[Stored records]
====================
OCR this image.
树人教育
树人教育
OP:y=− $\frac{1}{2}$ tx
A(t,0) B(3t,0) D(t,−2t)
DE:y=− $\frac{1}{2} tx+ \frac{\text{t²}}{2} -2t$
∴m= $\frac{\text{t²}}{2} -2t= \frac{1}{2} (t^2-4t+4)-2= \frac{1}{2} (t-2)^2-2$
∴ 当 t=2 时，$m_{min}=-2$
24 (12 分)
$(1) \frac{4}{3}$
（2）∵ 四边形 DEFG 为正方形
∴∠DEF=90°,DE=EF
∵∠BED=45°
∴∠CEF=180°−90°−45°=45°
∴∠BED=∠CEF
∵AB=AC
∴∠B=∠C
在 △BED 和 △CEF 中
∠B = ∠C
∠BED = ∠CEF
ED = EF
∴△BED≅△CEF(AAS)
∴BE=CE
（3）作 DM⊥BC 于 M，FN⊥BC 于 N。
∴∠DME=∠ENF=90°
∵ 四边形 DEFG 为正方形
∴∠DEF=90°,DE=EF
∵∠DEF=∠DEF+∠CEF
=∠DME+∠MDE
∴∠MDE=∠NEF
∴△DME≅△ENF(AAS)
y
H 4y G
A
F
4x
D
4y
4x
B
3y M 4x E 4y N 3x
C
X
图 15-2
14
====================
Exercise details: Retype the material in full, character for character.

Task output:
OCR this image.
树人教育
树人教育
OP:y=− $\frac{1}{2}$ tx
A(t,0) B(3t,0) D(t,−2t)
DE:y=− $\frac{1}{2} tx+ \frac{\text{t²}}{2} -2t$
∴m= $\frac{\text{t²}}{2} -2t= \frac{1}{2} (t^2-4t+4)-2= \frac{1}{2} (t-2)^2-2$
∴ 当 t=2 时，$m_{min}=-2$
24 (12 分)
$(1) \frac{4}{3}$
（2）∵ 四边形 DEFG 为正方形
∴∠DEF=90°,DE=EF
∵∠BED=45°
∴∠CEF=180°−90°−45°=45°
∴∠BED=∠CEF
∵AB=AC
∴∠B=∠C
在 △BED 和 △CEF 中
∠B = ∠C
∠BED = ∠CEF
ED = EF
∴△BED≅△CEF(AAS)
∴BE=CE
（3）作 DM⊥BC 于 M，FN⊥BC 于 N。
∴∠DME=∠ENF=90°
∵ 四边形 DEFG 为正方形
∴∠DEF=90°,DE=EF
∵∠DEF=∠DEF+∠CEF
=∠DME+∠MDE
∴∠MDE=∠NEF
∴△DME≅△ENF(AAS)
y
H 4y G
A
F
4x
D
4y
4x
B
3y M 4x E 4y N 3x
C
X
图 15-2
14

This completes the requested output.